# DATA SECTION:
----------

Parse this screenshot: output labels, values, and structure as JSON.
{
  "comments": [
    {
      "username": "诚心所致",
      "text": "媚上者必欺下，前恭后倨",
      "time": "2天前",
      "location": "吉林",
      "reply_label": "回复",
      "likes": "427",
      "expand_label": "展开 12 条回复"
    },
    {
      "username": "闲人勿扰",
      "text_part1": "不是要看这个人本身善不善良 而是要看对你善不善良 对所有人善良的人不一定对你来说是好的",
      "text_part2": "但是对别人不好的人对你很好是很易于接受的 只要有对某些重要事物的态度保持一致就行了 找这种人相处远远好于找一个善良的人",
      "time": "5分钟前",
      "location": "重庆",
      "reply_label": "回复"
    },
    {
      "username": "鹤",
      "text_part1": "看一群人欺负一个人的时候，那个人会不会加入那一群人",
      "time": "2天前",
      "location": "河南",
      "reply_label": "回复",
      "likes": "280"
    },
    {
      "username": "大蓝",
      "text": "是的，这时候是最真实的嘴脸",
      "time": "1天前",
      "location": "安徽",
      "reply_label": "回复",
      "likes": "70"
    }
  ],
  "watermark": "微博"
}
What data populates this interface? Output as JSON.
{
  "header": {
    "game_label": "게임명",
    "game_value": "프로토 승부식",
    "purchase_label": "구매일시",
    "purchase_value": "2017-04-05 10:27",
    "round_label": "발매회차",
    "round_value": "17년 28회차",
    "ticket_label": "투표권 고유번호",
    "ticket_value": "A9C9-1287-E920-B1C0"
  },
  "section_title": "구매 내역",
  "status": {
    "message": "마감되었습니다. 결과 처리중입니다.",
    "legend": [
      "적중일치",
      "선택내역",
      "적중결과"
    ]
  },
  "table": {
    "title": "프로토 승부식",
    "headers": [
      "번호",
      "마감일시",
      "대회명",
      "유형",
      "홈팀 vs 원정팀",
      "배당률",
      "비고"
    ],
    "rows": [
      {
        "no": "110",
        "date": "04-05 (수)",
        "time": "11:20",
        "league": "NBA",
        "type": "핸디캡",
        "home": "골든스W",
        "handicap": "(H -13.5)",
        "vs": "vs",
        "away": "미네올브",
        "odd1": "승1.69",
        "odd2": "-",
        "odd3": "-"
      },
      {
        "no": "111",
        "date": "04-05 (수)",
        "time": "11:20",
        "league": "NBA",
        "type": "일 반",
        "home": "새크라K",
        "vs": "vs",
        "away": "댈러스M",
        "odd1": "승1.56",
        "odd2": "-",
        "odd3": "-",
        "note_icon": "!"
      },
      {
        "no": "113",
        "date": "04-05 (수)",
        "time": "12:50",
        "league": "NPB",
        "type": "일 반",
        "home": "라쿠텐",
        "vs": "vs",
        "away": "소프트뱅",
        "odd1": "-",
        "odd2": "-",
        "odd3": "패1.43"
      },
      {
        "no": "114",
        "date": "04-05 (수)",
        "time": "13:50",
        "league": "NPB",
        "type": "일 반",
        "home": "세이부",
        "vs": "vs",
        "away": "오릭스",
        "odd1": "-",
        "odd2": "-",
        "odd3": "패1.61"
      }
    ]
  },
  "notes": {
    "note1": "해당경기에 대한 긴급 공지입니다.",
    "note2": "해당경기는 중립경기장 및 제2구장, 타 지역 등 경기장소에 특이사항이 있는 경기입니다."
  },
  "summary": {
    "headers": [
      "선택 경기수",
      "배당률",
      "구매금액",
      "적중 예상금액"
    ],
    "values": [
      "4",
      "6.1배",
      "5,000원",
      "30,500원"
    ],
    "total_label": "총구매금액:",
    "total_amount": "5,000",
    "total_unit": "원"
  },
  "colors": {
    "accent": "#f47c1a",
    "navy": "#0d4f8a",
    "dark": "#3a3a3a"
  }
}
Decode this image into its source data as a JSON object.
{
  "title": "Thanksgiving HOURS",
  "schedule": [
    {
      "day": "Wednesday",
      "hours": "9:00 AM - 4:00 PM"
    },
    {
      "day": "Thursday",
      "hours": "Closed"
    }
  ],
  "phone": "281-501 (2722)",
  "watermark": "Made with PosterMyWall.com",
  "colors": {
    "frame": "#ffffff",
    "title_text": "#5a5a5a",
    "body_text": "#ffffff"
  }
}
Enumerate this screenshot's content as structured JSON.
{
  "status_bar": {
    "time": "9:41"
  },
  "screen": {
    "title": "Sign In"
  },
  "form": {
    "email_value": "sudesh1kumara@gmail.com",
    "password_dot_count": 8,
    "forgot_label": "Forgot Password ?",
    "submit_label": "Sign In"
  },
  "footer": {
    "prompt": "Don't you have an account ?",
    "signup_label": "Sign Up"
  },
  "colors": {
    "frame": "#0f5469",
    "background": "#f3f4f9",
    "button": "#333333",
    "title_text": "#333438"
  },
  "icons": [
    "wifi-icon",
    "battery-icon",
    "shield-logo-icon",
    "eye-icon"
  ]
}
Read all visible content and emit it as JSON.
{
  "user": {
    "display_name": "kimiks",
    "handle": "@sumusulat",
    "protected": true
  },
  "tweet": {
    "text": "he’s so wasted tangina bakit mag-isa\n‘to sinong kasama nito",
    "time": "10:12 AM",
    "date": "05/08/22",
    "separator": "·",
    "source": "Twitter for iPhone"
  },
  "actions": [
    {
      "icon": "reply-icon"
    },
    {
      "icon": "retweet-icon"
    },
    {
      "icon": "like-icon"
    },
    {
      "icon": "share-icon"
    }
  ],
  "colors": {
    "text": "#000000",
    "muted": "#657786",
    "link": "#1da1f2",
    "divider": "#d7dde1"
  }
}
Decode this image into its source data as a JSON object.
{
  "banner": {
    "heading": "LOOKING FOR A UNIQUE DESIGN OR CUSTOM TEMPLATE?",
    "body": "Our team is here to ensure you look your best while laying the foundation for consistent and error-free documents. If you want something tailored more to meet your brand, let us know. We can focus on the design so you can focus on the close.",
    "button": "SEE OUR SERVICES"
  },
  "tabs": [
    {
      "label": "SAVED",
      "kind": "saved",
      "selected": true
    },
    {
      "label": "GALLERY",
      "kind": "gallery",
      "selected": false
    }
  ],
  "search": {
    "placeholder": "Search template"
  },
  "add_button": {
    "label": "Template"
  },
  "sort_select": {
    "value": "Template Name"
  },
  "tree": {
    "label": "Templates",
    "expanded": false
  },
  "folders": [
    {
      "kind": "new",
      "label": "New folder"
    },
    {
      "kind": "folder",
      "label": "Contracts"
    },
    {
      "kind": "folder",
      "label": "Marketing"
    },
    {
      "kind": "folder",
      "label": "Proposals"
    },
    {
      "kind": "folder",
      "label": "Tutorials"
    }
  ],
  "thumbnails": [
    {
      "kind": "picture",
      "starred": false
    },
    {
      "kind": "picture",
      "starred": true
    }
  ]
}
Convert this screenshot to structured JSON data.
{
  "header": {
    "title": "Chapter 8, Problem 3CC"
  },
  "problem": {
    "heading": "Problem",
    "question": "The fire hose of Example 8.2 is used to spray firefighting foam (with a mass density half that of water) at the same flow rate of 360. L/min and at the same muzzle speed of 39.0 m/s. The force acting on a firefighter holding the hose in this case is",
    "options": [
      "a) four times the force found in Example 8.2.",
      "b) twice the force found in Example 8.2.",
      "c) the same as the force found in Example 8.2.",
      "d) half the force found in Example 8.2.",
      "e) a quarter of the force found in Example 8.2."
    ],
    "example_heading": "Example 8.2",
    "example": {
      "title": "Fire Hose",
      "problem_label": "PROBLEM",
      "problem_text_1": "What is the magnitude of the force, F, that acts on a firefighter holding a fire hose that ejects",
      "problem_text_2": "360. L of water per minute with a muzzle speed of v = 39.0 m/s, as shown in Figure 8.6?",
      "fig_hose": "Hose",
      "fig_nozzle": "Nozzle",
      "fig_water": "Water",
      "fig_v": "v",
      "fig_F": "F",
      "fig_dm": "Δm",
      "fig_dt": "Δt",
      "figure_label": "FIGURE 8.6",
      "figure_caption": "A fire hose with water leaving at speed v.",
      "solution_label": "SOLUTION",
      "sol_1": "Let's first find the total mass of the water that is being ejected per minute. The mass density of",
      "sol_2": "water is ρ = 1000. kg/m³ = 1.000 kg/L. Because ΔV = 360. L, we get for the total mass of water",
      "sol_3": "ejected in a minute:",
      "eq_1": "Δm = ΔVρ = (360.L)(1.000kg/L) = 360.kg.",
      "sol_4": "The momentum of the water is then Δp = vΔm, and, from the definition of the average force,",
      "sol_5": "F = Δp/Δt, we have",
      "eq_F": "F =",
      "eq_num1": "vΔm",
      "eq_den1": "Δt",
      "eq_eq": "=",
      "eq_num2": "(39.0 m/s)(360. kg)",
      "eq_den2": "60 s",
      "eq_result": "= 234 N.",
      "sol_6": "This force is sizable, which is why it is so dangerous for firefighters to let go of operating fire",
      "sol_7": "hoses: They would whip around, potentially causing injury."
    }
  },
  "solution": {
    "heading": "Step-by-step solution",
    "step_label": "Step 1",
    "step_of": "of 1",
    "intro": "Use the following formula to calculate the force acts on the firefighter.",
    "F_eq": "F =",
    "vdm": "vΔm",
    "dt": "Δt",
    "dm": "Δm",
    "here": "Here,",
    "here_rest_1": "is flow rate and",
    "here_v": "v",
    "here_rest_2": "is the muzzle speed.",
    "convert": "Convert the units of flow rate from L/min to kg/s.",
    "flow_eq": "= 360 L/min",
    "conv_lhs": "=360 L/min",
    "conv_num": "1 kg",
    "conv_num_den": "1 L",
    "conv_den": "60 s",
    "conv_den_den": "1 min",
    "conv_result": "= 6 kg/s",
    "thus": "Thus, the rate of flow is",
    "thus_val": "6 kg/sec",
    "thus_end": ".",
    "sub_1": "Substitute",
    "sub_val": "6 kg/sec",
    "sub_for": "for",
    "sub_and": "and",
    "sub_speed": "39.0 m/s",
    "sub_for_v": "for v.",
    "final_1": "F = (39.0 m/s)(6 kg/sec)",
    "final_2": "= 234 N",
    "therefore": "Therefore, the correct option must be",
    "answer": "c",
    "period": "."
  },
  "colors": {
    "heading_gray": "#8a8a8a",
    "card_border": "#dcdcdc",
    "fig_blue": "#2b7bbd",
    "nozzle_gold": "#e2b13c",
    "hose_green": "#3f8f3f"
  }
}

----------

# WRITTEN PROBLEM:
Where a line holds "minute", copy it out.

# RESPONSE BELOW:
      "problem_text_2": "360. L of water per minute with a muzzle speed of v = 39.0 m/s, as shown in Figure 8.6?",
      "sol_1": "Let's first find the total mass of the water that is being ejected per minute. The mass density of",
      "sol_3": "ejected in a minute:",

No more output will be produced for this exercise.